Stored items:
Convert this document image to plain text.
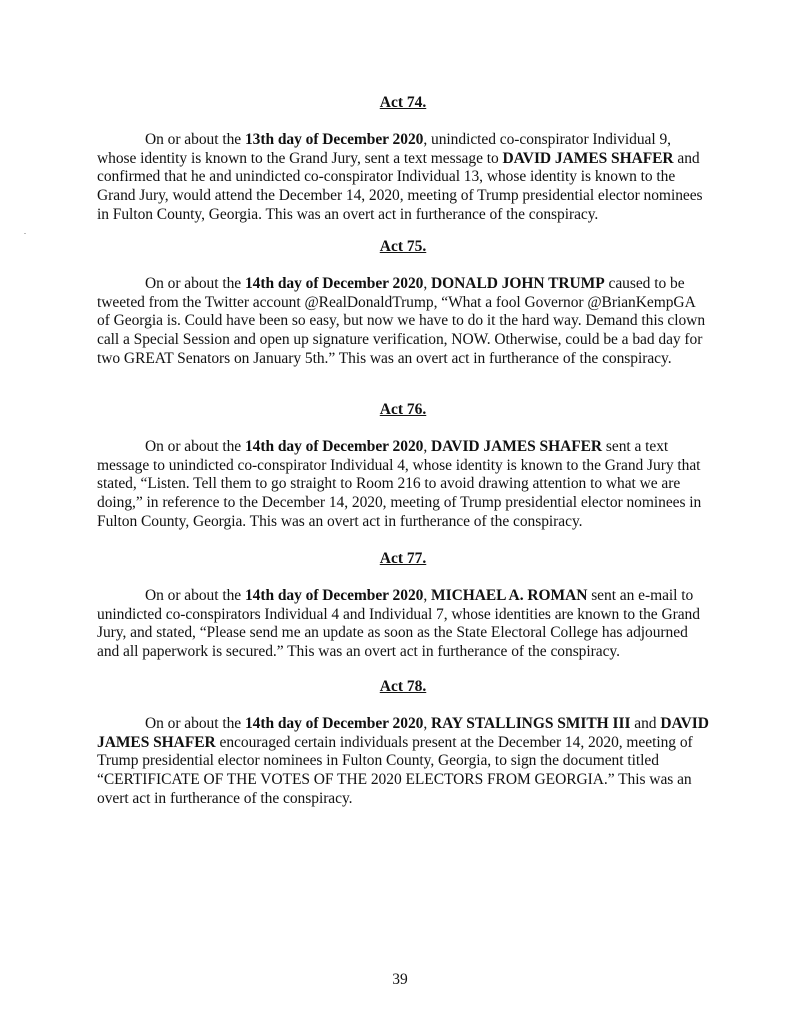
Act 74.

On or about the 13th day of December 2020, unindicted co-conspirator Individual 9, whose identity is known to the Grand Jury, sent a text message to DAVID JAMES SHAFER and confirmed that he and unindicted co-conspirator Individual 13, whose identity is known to the Grand Jury, would attend the December 14, 2020, meeting of Trump presidential elector nominees in Fulton County, Georgia. This was an overt act in furtherance of the conspiracy.

Act 75.

On or about the 14th day of December 2020, DONALD JOHN TRUMP caused to be tweeted from the Twitter account @RealDonaldTrump, “What a fool Governor @BrianKempGA of Georgia is. Could have been so easy, but now we have to do it the hard way. Demand this clown call a Special Session and open up signature verification, NOW. Otherwise, could be a bad day for two GREAT Senators on January 5th.” This was an overt act in furtherance of the conspiracy.

Act 76.

On or about the 14th day of December 2020, DAVID JAMES SHAFER sent a text message to unindicted co-conspirator Individual 4, whose identity is known to the Grand Jury that stated, “Listen. Tell them to go straight to Room 216 to avoid drawing attention to what we are doing,” in reference to the December 14, 2020, meeting of Trump presidential elector nominees in Fulton County, Georgia. This was an overt act in furtherance of the conspiracy.

Act 77.

On or about the 14th day of December 2020, MICHAEL A. ROMAN sent an e-mail to unindicted co-conspirators Individual 4 and Individual 7, whose identities are known to the Grand Jury, and stated, “Please send me an update as soon as the State Electoral College has adjourned and all paperwork is secured.” This was an overt act in furtherance of the conspiracy.

Act 78.

On or about the 14th day of December 2020, RAY STALLINGS SMITH III and DAVID JAMES SHAFER encouraged certain individuals present at the December 14, 2020, meeting of Trump presidential elector nominees in Fulton County, Georgia, to sign the document titled “CERTIFICATE OF THE VOTES OF THE 2020 ELECTORS FROM GEORGIA.” This was an overt act in furtherance of the conspiracy.

39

▶ WRITTEN REQUEST:
Out of the preceding entries, pull every line containing the string "that".

▶ WORKED ANSWER:
On or about the 13th day of December 2020, unindicted co-conspirator Individual 9, whose identity is known to the Grand Jury, sent a text message to DAVID JAMES SHAFER and confirmed that he and unindicted co-conspirator Individual 13, whose identity is known to the Grand Jury, would attend the December 14, 2020, meeting of Trump presidential elector nominees in Fulton County, Georgia. This was an overt act in furtherance of the conspiracy.
On or about the 14th day of December 2020, DAVID JAMES SHAFER sent a text message to unindicted co-conspirator Individual 4, whose identity is known to the Grand Jury that stated, “Listen. Tell them to go straight to Room 216 to avoid drawing attention to what we are doing,” in reference to the December 14, 2020, meeting of Trump presidential elector nominees in Fulton County, Georgia. This was an overt act in furtherance of the conspiracy.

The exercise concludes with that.